= WORK INSTRUCTIONS =
Return, word for word, every line that follows.

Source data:
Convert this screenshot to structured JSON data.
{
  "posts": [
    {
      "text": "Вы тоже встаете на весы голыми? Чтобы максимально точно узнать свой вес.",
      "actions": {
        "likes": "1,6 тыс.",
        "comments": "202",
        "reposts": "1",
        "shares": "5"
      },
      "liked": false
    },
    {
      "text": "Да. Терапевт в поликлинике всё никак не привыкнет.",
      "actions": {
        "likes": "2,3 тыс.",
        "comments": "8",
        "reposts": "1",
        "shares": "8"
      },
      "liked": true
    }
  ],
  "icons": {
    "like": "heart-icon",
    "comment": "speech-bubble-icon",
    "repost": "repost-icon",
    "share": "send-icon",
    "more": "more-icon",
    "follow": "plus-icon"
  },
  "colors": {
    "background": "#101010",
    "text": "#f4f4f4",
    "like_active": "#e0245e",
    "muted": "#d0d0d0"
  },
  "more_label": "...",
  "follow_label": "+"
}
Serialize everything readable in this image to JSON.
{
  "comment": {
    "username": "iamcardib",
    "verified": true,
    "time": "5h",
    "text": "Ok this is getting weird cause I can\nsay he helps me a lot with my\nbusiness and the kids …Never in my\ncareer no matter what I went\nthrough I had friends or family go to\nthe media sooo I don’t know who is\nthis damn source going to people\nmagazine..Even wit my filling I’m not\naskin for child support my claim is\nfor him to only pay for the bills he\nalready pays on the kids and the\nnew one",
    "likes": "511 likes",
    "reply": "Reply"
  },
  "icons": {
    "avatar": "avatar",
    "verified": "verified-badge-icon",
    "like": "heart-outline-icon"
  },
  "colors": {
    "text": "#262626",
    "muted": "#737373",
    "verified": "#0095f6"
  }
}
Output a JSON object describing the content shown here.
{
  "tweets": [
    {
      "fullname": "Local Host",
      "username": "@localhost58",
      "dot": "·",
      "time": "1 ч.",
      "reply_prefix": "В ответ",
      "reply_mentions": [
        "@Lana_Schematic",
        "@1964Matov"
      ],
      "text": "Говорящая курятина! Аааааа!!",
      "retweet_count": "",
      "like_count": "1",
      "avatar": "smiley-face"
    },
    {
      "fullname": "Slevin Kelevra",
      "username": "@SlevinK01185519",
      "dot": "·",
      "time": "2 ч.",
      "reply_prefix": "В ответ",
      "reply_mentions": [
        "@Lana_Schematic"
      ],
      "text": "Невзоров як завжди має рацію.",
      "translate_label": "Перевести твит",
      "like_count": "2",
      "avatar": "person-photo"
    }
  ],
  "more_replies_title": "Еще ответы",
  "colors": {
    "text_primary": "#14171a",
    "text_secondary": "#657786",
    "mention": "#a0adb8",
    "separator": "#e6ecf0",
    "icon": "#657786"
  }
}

= ANSWER TO THIS PROBLEM =
Convert this screenshot to structured JSON data.
{
  "posts": [
    {
      "text": "Вы тоже встаете на весы голыми? Чтобы максимально точно узнать свой вес.",
      "actions": {
        "likes": "1,6 тыс.",
        "comments": "202",
        "reposts": "1",
        "shares": "5"
      },
      "liked": false
    },
    {
      "text": "Да. Терапевт в поликлинике всё никак не привыкнет.",
      "actions": {
        "likes": "2,3 тыс.",
        "comments": "8",
        "reposts": "1",
        "shares": "8"
      },
      "liked": true
    }
  ],
  "icons": {
    "like": "heart-icon",
    "comment": "speech-bubble-icon",
    "repost": "repost-icon",
    "share": "send-icon",
    "more": "more-icon",
    "follow": "plus-icon"
  },
  "colors": {
    "background": "#101010",
    "text": "#f4f4f4",
    "like_active": "#e0245e",
    "muted": "#d0d0d0"
  },
  "more_label": "...",
  "follow_label": "+"
}
Serialize everything readable in this image to JSON.
{
  "comment": {
    "username": "iamcardib",
    "verified": true,
    "time": "5h",
    "text": "Ok this is getting weird cause I can\nsay he helps me a lot with my\nbusiness and the kids …Never in my\ncareer no matter what I went\nthrough I had friends or family go to\nthe media sooo I don’t know who is\nthis damn source going to people\nmagazine..Even wit my filling I’m not\naskin for child support my claim is\nfor him to only pay for the bills he\nalready pays on the kids and the\nnew one",
    "likes": "511 likes",
    "reply": "Reply"
  },
  "icons": {
    "avatar": "avatar",
    "verified": "verified-badge-icon",
    "like": "heart-outline-icon"
  },
  "colors": {
    "text": "#262626",
    "muted": "#737373",
    "verified": "#0095f6"
  }
}
Output a JSON object describing the content shown here.
{
  "tweets": [
    {
      "fullname": "Local Host",
      "username": "@localhost58",
      "dot": "·",
      "time": "1 ч.",
      "reply_prefix": "В ответ",
      "reply_mentions": [
        "@Lana_Schematic",
        "@1964Matov"
      ],
      "text": "Говорящая курятина! Аааааа!!",
      "retweet_count": "",
      "like_count": "1",
      "avatar": "smiley-face"
    },
    {
      "fullname": "Slevin Kelevra",
      "username": "@SlevinK01185519",
      "dot": "·",
      "time": "2 ч.",
      "reply_prefix": "В ответ",
      "reply_mentions": [
        "@Lana_Schematic"
      ],
      "text": "Невзоров як завжди має рацію.",
      "translate_label": "Перевести твит",
      "like_count": "2",
      "avatar": "person-photo"
    }
  ],
  "more_replies_title": "Еще ответы",
  "colors": {
    "text_primary": "#14171a",
    "text_secondary": "#657786",
    "mention": "#a0adb8",
    "separator": "#e6ecf0",
    "icon": "#657786"
  }
}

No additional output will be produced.